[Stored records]
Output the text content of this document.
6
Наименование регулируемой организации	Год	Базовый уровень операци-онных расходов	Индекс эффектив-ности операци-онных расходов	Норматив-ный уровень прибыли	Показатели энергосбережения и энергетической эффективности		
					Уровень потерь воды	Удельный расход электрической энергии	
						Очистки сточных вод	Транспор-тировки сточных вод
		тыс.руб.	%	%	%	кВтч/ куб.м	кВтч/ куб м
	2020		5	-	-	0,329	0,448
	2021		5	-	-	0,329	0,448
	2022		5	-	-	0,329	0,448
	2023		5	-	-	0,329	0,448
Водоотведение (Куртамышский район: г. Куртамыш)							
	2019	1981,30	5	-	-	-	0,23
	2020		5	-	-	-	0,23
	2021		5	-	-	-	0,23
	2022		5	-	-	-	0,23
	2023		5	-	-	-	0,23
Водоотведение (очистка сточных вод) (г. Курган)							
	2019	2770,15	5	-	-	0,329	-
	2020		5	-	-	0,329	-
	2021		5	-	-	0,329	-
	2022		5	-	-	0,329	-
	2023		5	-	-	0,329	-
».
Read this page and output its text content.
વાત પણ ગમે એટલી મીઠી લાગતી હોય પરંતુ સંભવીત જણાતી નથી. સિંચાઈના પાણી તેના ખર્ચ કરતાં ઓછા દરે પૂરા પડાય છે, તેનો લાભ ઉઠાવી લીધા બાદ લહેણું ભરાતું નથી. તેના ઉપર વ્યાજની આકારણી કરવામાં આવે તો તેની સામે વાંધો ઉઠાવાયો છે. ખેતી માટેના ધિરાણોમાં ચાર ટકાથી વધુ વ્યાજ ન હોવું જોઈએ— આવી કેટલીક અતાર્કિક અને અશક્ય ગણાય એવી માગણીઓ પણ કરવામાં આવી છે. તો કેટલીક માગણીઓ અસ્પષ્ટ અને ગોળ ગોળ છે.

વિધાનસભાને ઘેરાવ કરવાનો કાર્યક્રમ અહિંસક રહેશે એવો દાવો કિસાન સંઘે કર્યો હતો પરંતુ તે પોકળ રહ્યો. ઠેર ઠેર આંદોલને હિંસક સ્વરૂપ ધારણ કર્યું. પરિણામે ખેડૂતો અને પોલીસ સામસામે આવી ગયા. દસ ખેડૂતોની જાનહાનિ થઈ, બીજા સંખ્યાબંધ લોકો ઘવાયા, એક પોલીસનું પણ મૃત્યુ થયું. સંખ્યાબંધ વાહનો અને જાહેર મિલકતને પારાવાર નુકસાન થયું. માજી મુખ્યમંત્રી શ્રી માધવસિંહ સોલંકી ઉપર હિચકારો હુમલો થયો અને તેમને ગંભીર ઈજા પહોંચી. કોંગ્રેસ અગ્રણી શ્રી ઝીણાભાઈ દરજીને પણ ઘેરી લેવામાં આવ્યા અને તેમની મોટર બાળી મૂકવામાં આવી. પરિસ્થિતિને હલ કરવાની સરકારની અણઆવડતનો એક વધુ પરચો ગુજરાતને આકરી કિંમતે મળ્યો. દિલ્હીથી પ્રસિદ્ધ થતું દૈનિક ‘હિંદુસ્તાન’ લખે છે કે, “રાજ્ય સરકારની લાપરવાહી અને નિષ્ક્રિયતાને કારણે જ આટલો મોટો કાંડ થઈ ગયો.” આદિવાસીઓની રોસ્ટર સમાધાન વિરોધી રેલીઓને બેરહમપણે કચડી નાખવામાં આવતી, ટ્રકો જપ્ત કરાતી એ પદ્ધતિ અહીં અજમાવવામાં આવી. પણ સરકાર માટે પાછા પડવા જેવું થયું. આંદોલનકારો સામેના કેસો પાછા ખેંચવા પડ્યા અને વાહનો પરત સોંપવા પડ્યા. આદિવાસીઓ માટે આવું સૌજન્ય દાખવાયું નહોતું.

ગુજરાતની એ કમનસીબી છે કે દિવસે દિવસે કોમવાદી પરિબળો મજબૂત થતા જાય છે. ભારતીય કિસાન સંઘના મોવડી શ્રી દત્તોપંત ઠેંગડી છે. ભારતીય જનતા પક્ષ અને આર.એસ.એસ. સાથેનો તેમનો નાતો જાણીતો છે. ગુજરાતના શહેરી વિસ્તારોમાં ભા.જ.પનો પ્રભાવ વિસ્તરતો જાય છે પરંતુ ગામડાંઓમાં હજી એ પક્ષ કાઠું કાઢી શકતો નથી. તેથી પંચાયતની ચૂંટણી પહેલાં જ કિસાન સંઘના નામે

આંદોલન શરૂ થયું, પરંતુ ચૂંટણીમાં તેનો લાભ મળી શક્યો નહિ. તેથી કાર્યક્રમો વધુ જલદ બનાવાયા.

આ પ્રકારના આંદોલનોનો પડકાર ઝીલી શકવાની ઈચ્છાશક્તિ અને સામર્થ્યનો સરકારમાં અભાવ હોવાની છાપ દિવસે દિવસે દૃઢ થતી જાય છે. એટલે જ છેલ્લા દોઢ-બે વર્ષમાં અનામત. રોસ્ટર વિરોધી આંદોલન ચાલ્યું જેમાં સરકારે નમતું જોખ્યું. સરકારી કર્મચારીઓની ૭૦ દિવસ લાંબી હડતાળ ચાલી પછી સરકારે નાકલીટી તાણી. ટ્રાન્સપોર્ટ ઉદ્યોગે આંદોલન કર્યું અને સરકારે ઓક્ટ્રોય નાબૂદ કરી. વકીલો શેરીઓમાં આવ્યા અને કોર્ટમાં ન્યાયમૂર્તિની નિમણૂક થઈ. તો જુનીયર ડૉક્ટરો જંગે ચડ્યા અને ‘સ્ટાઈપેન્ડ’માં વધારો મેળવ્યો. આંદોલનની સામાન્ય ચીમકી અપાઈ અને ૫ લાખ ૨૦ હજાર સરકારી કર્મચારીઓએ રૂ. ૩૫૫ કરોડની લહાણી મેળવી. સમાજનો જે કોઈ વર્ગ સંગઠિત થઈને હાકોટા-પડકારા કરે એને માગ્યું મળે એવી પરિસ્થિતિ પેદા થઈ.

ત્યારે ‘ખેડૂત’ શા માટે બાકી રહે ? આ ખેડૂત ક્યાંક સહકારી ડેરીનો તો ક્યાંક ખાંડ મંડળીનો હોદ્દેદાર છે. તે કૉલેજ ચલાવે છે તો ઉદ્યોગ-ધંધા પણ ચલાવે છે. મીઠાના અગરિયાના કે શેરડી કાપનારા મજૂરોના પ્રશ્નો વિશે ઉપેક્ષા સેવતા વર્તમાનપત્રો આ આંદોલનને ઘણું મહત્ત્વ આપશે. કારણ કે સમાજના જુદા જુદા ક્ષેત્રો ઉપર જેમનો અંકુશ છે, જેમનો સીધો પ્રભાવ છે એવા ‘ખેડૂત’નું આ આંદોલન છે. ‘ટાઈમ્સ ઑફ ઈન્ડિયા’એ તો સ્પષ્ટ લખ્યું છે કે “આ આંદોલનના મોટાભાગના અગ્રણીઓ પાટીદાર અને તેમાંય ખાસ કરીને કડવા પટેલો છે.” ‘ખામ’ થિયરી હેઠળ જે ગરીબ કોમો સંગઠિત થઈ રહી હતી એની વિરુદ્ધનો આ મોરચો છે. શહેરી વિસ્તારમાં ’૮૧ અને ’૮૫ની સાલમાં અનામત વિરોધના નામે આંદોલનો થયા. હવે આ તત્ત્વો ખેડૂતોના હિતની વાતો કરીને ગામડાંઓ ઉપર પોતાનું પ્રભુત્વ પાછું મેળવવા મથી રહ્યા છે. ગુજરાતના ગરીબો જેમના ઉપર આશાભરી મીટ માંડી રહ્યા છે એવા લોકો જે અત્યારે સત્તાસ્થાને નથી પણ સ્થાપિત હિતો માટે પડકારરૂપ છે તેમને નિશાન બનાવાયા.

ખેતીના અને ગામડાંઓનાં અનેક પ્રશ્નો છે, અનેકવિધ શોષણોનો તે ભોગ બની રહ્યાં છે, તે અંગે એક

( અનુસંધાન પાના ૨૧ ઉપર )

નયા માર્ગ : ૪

- _Problem to solve_
Scan the entries above for the word "content" and collect each line holding it.

- _Answer to the exercise_
Output the text content of this document.
Read this page and output its text content.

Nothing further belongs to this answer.